• [EXTRACTED DATA]
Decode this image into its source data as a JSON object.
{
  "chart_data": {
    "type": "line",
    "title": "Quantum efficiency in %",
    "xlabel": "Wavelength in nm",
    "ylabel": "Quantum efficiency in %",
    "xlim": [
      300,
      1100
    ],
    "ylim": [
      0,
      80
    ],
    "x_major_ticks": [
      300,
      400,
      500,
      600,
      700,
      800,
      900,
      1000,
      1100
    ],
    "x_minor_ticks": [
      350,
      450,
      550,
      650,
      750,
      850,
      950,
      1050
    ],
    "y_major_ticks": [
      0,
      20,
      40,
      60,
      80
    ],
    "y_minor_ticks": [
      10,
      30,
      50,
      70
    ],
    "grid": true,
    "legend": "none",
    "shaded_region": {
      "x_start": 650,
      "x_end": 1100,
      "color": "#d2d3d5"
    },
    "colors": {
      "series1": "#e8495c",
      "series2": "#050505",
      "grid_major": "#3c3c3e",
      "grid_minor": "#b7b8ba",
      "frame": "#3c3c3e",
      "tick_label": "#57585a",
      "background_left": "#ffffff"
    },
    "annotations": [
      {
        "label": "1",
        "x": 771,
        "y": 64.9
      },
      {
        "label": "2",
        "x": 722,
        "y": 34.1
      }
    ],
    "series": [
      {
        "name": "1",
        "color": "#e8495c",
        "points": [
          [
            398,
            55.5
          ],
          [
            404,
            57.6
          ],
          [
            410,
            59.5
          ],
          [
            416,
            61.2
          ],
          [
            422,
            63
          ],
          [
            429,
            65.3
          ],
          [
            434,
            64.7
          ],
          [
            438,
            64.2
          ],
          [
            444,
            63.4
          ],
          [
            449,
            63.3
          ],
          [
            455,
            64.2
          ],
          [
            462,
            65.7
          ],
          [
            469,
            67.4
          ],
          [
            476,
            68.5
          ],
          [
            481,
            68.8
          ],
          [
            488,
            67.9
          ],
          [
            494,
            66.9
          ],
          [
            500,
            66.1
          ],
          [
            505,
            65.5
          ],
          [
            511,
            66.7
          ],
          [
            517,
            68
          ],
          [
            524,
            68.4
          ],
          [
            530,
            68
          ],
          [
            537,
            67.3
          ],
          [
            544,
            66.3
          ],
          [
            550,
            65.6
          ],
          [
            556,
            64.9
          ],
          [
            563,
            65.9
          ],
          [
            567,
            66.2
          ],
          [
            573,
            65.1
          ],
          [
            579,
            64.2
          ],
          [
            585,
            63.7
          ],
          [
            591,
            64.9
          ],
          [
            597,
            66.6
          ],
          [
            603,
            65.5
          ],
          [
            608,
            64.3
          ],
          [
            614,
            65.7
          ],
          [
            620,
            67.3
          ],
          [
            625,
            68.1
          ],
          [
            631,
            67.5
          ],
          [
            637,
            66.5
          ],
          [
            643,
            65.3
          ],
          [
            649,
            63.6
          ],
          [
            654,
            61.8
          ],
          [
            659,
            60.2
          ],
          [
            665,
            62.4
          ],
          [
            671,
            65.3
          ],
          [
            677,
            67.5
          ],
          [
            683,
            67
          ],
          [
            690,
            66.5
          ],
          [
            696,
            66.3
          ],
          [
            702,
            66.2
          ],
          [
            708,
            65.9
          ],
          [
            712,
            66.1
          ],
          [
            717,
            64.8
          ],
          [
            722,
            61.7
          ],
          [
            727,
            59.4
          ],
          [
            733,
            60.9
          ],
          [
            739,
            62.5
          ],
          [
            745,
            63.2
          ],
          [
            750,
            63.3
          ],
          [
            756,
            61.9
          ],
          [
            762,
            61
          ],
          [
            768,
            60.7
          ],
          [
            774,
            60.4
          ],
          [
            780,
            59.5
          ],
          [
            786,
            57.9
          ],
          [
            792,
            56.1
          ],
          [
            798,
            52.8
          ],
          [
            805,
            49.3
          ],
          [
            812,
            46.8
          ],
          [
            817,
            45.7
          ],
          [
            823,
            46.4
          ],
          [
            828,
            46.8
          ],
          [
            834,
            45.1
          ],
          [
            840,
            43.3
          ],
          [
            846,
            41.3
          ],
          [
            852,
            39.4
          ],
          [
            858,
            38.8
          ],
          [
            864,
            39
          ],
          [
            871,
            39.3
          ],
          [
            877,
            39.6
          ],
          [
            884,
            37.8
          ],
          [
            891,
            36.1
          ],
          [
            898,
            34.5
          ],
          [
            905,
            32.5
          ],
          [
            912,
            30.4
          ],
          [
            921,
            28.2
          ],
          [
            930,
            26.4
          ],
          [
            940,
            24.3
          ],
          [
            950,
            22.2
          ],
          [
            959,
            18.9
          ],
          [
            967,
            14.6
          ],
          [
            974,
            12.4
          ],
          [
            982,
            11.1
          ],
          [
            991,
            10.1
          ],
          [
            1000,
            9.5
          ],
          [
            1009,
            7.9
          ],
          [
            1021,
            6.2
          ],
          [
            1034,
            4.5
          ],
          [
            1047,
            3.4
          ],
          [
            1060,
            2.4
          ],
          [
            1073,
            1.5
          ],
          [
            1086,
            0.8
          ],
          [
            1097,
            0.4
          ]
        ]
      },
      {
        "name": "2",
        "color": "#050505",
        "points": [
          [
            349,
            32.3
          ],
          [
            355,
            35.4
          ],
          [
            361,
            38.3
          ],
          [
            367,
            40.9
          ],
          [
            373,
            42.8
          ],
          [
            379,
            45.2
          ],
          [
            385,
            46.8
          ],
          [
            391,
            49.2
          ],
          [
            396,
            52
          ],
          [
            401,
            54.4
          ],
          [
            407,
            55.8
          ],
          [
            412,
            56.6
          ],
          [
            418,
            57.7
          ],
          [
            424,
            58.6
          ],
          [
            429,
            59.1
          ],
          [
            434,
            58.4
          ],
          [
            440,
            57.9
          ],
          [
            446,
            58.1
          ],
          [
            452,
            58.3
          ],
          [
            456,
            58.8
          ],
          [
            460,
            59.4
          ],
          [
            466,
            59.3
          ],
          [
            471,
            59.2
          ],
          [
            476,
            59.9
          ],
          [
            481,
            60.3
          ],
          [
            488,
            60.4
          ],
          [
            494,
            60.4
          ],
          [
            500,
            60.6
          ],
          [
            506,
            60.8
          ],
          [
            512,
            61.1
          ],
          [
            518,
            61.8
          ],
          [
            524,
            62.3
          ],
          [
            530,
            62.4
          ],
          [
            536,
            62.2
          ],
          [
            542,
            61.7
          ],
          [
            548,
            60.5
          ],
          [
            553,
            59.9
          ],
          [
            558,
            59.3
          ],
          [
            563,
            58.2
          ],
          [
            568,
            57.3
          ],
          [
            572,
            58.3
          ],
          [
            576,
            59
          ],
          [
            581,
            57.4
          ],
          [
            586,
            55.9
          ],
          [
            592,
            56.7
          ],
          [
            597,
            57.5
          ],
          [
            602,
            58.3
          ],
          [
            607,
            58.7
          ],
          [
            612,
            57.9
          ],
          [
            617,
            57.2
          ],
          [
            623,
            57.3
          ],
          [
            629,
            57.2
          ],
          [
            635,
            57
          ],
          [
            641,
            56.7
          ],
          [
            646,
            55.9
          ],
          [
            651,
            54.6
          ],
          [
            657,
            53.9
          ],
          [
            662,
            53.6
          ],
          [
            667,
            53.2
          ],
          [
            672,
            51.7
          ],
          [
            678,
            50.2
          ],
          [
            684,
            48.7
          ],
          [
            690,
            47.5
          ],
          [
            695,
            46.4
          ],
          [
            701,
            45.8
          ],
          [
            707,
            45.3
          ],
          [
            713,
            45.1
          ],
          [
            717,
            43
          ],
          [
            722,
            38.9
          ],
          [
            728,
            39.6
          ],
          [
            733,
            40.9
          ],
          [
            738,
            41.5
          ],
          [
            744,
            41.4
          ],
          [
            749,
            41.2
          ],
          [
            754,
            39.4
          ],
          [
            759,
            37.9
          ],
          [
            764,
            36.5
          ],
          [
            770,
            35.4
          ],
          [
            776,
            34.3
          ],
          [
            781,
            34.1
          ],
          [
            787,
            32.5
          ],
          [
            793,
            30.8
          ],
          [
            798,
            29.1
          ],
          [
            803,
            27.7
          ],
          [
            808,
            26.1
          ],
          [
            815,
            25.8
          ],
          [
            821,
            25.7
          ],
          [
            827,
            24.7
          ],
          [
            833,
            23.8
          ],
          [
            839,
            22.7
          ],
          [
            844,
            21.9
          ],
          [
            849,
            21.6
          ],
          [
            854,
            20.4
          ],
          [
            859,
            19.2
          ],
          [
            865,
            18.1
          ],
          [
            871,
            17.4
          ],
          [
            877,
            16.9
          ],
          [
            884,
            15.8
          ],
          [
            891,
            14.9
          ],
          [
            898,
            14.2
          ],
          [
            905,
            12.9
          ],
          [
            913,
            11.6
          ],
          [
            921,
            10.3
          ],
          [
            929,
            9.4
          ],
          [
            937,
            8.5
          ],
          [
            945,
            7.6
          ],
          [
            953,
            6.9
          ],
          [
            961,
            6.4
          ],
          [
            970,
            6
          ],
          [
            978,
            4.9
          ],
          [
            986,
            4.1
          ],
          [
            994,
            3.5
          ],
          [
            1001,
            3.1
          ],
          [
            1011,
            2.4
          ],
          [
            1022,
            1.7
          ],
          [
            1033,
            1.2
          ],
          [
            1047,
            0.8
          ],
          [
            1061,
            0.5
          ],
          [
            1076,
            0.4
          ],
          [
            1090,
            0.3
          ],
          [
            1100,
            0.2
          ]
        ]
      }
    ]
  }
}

• [EXERCISE]
Collect the lines of the records that include the string "efficiency".

• [FINISHED ANSWER]
    "title": "Quantum efficiency in %",
    "ylabel": "Quantum efficiency in %",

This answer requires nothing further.